→ THINGS TO DO:
1. Translate this sentence from the thread on faster parallel reductions into Spanish: "Each 6-bit field will total from 0-32."
2. According to the thread on faster parallel reductions, in what year was Mark Harris's presentation on implementing parallel reductions on GPUs given?
3. Copy the passage of the thread on faster parallel reductions from "I've found this" to "for our code.".

→ EXCERPTED TEXT:

----------

Faster Parallel Reductions on Kepler

jwitsoe · February 14, 2014, 4:32am

Originally published at: https://developer.nvidia.com/blog/faster-parallel-reductions-kepler/

Parallel reduction is a common building block for many parallel algorithms. A presentation from 2007 by Mark Harris provided a detailed strategy for implementing parallel reductions on GPUs, but this 6-year old document bears updating. In this post I will show you some features of the Kepler GPU architecture which make reductions even faster: the shuffle (SHFL)…

anon59844113 · February 14, 2014, 9:59pm

Nice post!

A "bit twiddling" variant of multiple reductions is to encode multiple values in a single word and then implicitly perform multiple reductions in one 32-bit SHFL reduction (or scan).

For example, if you categorized the values of a warp into 5 types (or 4 + "no match") and wanted to know the total for each type you can encode this into 5 6-bit fields and run your warp reduction (or scan). Each 6-bit field will total from 0-32.

I haven't tested if this kind of reduction is much faster than 5 ballot()+popc() ops but it's close to the same instruction count (10) in isolation. But I'm pretty sure it's faster than a prefix sum scan because of the extra instructions.

I've found this warp hack useful for quickly categorizing and binning of values!

anon56323385 · February 17, 2014, 9:02pm

Great information just the right time.
I was just planning to experiment with shuffle for our code.
I used the warp reduce to do some pre-reduction in the kernel that generates the data for the global sum in addition to the pre-reduction in registers. And as the generating kernel now has less stores to global memory it is slightly faster and the following reduction now only is over an array that is 32x smaller.

Another point: I was wondering about the return in 'warpReduceSumTriple' as well as the reinterpret_cast(&var); without template arguments. I have not tried, but I believe the compiler might not like that code.

----------

Records from a collection

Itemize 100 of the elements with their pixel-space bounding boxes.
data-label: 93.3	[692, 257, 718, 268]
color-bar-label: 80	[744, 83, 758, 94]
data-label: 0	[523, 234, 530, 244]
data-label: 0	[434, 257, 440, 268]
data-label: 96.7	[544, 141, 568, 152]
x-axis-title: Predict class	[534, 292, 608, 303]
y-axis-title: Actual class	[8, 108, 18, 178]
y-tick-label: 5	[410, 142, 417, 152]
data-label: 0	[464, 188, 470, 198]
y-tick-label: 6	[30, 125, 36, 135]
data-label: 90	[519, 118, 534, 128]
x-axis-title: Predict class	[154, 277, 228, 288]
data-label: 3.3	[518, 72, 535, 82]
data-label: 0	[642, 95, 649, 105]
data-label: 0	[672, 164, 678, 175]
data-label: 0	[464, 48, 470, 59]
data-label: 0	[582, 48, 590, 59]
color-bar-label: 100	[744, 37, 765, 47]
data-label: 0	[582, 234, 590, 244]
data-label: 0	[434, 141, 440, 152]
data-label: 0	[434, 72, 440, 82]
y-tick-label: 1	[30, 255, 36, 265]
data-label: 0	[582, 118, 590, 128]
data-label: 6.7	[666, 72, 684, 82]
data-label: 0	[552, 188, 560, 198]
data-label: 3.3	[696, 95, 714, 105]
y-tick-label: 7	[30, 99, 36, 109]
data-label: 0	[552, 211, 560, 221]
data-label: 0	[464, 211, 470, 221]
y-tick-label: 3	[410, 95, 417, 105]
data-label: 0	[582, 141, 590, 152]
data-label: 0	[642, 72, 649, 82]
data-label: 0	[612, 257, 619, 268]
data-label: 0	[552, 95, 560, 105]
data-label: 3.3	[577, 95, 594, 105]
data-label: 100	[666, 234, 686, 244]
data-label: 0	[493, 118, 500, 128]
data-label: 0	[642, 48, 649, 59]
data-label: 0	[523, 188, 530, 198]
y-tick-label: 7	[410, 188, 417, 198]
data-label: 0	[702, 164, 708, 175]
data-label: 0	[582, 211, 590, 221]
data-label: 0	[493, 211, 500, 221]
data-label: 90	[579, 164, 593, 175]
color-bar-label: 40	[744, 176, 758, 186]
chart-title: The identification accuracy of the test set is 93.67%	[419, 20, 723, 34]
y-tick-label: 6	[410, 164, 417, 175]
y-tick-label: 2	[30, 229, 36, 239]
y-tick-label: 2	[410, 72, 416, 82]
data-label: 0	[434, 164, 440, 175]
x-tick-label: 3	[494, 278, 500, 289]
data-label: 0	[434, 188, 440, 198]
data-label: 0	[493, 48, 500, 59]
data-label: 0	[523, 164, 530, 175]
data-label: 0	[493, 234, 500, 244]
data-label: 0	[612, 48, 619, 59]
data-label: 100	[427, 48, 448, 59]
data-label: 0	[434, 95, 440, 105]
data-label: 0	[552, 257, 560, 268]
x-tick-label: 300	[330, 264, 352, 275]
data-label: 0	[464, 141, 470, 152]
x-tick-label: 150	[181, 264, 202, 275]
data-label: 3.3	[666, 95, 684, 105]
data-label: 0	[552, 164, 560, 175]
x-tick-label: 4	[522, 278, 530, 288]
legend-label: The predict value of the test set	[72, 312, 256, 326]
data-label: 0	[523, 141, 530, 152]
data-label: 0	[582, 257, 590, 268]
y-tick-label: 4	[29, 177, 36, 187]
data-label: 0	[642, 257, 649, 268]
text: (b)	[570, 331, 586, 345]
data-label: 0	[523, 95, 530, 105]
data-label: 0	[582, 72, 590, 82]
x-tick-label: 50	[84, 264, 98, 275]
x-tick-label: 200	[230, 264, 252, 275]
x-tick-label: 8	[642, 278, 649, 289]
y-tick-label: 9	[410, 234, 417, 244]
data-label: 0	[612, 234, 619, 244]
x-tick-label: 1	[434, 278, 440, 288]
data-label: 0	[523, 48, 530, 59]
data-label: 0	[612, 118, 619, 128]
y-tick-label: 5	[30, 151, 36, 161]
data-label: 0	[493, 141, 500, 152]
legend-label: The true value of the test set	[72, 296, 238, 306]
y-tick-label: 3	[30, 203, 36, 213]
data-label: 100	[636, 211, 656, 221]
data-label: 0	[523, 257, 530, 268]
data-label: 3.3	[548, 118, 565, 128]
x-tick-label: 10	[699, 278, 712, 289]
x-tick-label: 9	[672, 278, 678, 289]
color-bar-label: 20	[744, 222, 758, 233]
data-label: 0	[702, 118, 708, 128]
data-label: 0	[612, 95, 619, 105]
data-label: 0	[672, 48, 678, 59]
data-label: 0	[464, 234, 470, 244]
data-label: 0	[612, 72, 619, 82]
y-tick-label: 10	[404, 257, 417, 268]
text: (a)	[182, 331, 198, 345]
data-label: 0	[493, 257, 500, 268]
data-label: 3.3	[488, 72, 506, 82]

----------

→ RESPONSES:
1. Cada campo de 6 bits sumará un total de 0 a 32.

2. 2007

3.
I've found this warp hack useful for quickly categorizing and binning of values!

anon56323385 · February 17, 2014, 9:02pm

Great information just the right time.
I was just planning to experiment with shuffle for our code.